• Requirement
The answer must be every line below that holds the word "acht".

• Excerpted records
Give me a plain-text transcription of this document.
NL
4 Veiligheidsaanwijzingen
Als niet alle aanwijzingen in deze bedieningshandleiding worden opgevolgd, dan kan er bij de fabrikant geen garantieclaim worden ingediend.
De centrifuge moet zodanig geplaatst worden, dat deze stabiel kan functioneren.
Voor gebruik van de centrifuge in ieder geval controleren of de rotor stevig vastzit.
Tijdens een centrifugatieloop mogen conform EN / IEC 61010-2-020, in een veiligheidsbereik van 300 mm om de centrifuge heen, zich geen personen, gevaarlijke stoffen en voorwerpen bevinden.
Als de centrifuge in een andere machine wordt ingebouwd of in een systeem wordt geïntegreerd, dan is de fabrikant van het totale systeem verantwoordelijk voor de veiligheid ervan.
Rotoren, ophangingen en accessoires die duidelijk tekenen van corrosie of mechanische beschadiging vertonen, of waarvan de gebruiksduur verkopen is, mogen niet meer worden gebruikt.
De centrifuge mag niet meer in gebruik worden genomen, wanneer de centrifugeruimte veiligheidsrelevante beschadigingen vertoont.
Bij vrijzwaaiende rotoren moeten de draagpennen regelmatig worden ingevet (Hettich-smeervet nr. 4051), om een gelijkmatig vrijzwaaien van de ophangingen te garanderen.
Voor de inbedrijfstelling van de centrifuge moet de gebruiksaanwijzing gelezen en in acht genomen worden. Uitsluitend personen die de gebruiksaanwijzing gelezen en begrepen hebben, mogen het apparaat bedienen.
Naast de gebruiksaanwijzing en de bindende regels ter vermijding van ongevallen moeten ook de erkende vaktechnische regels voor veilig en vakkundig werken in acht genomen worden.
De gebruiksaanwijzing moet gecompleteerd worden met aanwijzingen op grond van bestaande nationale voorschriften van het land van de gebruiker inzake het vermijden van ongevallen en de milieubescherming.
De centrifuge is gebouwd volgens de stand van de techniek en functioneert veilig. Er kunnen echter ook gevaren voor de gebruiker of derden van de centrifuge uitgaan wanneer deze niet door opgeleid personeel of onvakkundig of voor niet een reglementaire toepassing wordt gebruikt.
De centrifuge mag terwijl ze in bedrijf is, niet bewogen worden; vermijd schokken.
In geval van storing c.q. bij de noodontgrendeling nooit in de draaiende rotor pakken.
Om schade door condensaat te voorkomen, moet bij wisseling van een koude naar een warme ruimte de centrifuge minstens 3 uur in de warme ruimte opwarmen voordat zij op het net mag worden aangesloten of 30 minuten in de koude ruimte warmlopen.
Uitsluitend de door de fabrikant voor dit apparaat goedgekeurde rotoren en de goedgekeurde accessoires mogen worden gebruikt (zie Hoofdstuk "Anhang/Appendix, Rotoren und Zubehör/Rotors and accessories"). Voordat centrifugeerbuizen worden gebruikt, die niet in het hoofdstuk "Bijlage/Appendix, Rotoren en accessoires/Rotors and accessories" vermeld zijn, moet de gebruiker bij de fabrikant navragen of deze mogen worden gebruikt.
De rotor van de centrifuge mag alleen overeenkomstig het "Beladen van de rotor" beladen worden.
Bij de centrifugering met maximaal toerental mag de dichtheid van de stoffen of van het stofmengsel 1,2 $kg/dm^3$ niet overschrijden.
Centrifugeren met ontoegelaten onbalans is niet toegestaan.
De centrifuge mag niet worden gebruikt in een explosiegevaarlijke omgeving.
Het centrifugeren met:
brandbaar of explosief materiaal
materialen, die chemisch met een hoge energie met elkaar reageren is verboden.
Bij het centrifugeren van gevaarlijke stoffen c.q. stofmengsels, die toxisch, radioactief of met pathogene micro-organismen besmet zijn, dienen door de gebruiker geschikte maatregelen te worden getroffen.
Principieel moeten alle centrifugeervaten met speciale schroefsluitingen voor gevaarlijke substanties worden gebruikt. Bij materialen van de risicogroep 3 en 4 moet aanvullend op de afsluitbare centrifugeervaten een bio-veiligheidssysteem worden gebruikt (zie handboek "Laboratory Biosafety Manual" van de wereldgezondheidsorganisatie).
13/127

• Solution for this task
Voor de inbedrijfstelling van de centrifuge moet de gebruiksaanwijzing gelezen en in acht genomen worden. Uitsluitend personen die de gebruiksaanwijzing gelezen en begrepen hebben, mogen het apparaat bedienen.
Naast de gebruiksaanwijzing en de bindende regels ter vermijding van ongevallen moeten ook de erkende vaktechnische regels voor veilig en vakkundig werken in acht genomen worden.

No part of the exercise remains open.